Data records
++++++
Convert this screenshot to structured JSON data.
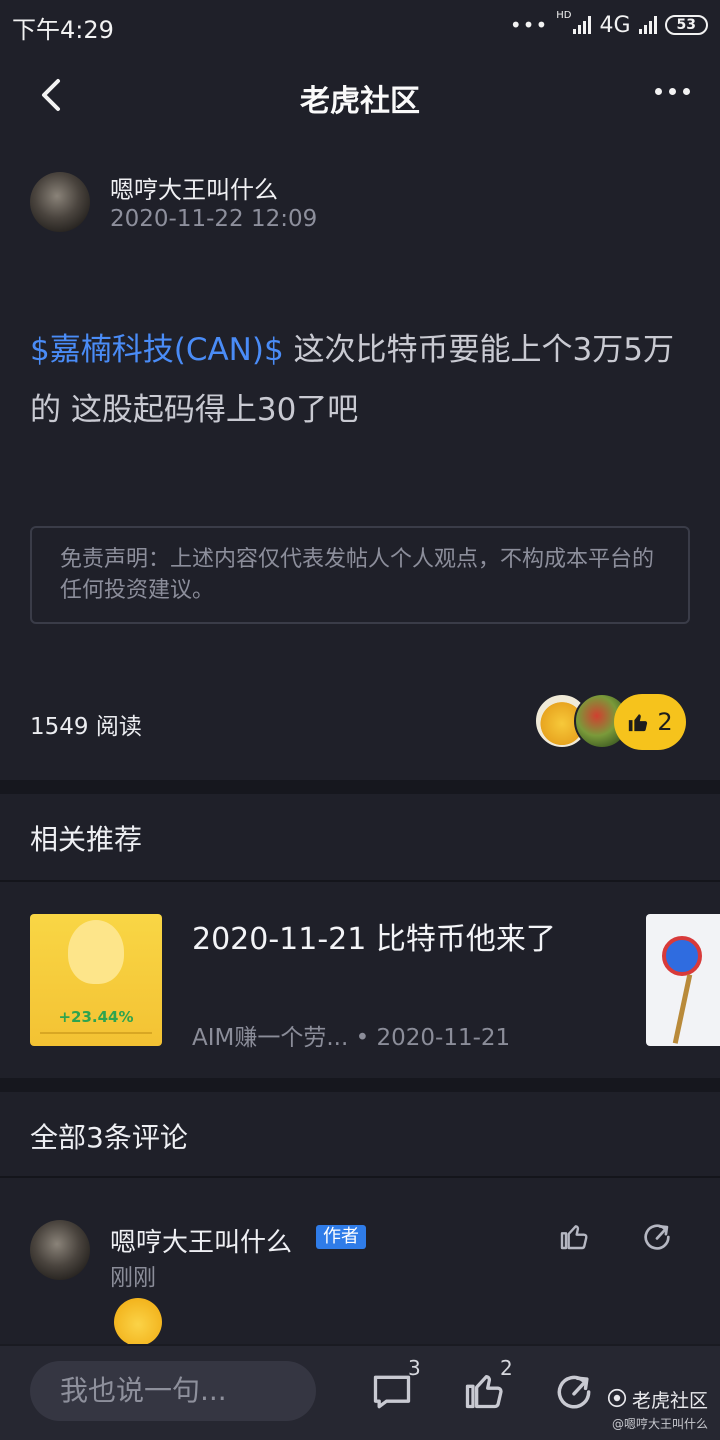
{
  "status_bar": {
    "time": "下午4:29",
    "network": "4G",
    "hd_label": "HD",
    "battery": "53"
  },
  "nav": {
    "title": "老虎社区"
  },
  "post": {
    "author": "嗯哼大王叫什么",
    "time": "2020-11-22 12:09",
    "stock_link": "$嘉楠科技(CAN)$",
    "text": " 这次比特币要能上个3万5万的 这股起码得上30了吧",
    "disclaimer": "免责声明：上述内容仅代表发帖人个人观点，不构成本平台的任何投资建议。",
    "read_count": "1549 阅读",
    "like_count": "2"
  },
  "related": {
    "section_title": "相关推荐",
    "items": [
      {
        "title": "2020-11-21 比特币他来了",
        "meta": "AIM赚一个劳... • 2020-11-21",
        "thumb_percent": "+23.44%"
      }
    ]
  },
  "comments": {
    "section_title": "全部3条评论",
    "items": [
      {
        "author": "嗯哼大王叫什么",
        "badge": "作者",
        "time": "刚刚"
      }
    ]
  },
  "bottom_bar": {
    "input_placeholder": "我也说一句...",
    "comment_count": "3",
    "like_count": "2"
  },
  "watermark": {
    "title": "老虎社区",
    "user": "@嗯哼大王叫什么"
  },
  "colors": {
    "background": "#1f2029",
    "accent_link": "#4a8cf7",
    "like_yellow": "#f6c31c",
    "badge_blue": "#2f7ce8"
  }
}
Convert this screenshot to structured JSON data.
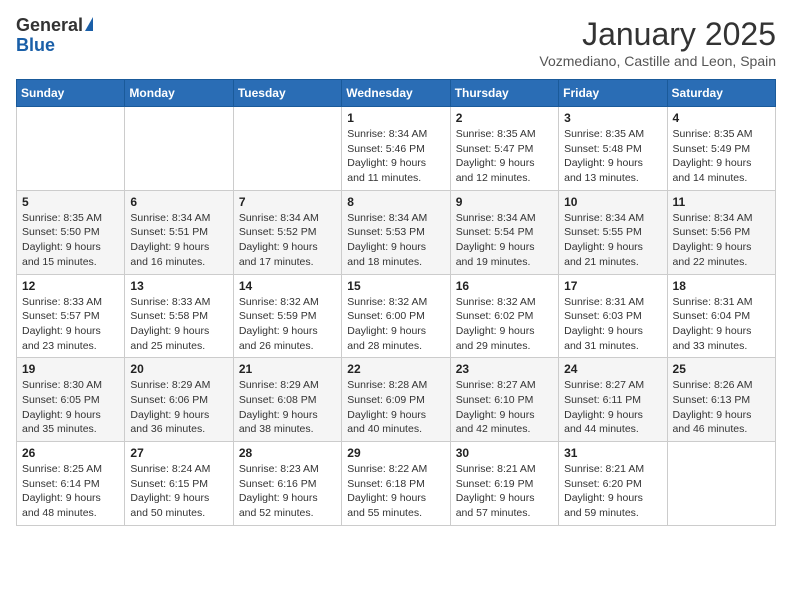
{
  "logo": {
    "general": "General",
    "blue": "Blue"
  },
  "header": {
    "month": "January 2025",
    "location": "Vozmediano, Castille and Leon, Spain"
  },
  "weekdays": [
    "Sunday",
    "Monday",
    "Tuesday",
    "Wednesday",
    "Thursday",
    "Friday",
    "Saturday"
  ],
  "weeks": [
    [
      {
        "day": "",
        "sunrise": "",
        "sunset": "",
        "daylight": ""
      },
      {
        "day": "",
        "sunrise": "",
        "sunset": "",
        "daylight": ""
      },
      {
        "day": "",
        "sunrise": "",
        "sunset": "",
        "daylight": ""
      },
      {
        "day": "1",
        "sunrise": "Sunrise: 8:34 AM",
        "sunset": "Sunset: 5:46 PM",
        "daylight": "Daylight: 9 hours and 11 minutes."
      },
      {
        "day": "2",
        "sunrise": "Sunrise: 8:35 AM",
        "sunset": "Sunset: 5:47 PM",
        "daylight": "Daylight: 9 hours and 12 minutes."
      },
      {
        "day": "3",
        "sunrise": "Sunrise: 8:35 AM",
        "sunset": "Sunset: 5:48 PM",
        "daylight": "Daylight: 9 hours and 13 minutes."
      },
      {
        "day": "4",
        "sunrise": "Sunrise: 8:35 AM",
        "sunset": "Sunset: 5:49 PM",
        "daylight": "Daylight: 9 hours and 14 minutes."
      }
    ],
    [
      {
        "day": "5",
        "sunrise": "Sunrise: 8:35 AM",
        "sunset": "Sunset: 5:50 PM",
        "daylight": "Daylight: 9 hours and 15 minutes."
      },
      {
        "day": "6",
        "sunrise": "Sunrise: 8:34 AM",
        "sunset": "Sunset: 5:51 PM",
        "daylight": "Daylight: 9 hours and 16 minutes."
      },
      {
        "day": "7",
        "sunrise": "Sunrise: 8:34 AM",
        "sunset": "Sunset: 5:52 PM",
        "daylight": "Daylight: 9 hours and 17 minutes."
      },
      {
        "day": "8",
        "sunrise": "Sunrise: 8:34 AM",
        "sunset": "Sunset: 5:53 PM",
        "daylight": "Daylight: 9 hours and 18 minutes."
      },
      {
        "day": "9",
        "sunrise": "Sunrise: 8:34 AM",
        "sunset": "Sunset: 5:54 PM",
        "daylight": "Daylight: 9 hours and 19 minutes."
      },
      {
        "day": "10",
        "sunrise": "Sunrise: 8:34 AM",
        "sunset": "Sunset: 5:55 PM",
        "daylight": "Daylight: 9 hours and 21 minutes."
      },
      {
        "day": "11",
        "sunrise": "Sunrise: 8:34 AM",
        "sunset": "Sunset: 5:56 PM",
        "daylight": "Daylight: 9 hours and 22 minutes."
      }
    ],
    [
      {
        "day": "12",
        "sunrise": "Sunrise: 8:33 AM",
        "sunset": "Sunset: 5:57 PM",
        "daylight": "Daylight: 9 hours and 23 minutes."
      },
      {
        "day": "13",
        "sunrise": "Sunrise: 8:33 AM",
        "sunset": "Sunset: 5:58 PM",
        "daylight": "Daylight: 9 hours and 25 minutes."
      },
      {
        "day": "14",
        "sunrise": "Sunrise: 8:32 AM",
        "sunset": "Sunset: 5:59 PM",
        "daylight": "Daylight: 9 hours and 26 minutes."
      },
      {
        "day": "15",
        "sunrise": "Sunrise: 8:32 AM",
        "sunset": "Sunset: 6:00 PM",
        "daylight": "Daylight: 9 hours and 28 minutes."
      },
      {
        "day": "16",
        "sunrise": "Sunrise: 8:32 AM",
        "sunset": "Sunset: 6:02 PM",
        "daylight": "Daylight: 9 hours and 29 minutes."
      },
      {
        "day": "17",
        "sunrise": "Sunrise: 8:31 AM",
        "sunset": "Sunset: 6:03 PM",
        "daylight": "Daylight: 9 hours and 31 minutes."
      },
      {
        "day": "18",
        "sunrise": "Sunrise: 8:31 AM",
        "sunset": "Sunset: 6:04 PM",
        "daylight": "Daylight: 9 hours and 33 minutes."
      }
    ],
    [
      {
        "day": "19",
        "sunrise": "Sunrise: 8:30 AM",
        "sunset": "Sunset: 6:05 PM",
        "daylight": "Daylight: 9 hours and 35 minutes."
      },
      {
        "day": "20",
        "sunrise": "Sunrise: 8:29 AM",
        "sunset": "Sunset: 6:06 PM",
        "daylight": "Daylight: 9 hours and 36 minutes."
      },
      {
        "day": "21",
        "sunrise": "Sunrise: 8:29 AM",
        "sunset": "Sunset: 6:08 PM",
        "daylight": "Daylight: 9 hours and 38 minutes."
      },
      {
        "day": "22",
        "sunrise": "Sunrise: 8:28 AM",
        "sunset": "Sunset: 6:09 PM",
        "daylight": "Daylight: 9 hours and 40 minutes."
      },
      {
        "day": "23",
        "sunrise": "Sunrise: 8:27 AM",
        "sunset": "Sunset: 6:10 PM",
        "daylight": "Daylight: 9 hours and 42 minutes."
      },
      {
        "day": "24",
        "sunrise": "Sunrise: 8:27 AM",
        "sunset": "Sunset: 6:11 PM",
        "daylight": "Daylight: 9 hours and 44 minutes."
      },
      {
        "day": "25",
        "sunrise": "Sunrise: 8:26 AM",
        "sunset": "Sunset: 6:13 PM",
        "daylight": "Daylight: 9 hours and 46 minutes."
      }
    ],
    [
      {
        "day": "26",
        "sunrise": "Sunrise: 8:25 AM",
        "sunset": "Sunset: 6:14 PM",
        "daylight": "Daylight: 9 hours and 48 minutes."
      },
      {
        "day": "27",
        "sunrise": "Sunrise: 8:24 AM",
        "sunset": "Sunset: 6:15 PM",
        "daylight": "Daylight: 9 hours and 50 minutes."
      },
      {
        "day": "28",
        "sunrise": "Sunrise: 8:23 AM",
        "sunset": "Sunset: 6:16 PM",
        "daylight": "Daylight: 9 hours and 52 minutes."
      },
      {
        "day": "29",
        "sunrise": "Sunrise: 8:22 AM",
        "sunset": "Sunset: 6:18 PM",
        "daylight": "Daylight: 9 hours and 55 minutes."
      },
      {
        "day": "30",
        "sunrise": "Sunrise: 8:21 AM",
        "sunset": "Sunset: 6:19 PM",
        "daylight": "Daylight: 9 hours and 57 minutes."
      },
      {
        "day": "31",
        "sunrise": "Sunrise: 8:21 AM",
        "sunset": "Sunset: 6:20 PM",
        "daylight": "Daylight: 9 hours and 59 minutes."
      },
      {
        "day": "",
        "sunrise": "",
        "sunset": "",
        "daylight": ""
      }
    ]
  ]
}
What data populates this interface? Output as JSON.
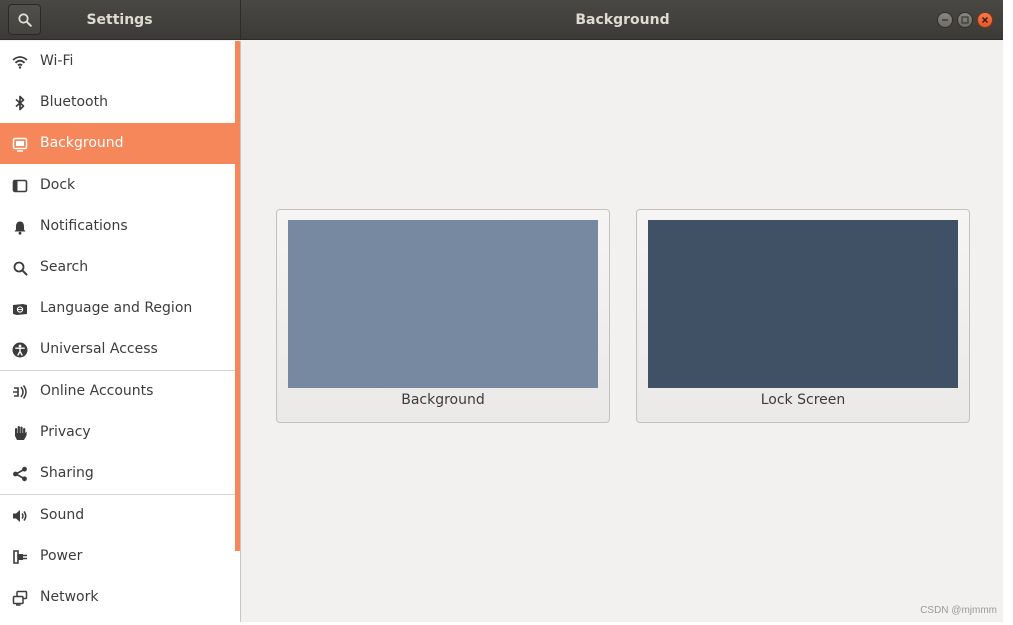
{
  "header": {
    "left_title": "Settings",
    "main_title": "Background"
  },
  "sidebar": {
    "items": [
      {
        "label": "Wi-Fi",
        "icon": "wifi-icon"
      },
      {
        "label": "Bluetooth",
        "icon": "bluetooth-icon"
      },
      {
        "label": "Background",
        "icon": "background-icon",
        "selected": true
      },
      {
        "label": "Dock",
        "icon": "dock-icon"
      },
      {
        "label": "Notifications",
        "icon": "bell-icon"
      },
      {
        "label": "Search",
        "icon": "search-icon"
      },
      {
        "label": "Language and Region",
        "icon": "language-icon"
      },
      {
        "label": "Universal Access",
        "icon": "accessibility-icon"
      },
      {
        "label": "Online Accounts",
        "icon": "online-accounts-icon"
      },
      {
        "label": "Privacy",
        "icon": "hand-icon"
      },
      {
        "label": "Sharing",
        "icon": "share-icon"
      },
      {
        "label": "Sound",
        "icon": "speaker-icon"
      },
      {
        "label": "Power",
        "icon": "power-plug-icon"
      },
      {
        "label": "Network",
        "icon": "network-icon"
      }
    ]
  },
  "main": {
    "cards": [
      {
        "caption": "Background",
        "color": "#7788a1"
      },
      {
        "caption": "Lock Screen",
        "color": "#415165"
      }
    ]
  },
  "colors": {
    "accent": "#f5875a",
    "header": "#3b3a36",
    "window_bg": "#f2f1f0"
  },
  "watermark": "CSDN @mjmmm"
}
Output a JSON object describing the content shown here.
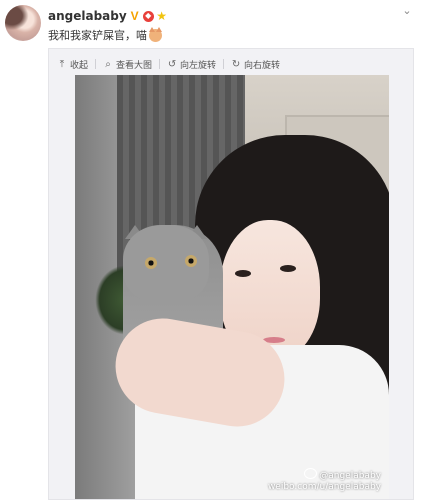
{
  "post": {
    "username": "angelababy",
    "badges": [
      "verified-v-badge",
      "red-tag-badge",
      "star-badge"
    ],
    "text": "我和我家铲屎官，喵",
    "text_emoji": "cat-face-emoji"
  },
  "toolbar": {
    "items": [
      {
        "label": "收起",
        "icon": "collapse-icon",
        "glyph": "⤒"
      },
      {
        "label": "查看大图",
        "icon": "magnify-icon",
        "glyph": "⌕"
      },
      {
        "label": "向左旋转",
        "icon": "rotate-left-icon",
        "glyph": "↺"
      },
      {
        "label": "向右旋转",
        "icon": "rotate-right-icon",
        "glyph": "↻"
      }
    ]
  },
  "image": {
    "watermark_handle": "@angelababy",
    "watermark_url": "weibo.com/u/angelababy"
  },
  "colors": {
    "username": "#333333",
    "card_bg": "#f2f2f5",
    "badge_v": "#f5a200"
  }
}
++++++
Problem requirements>
Copy out every line of the data that includes "caption".

Written solution>
        "caption": "Background",
        "caption": "Lock Screen",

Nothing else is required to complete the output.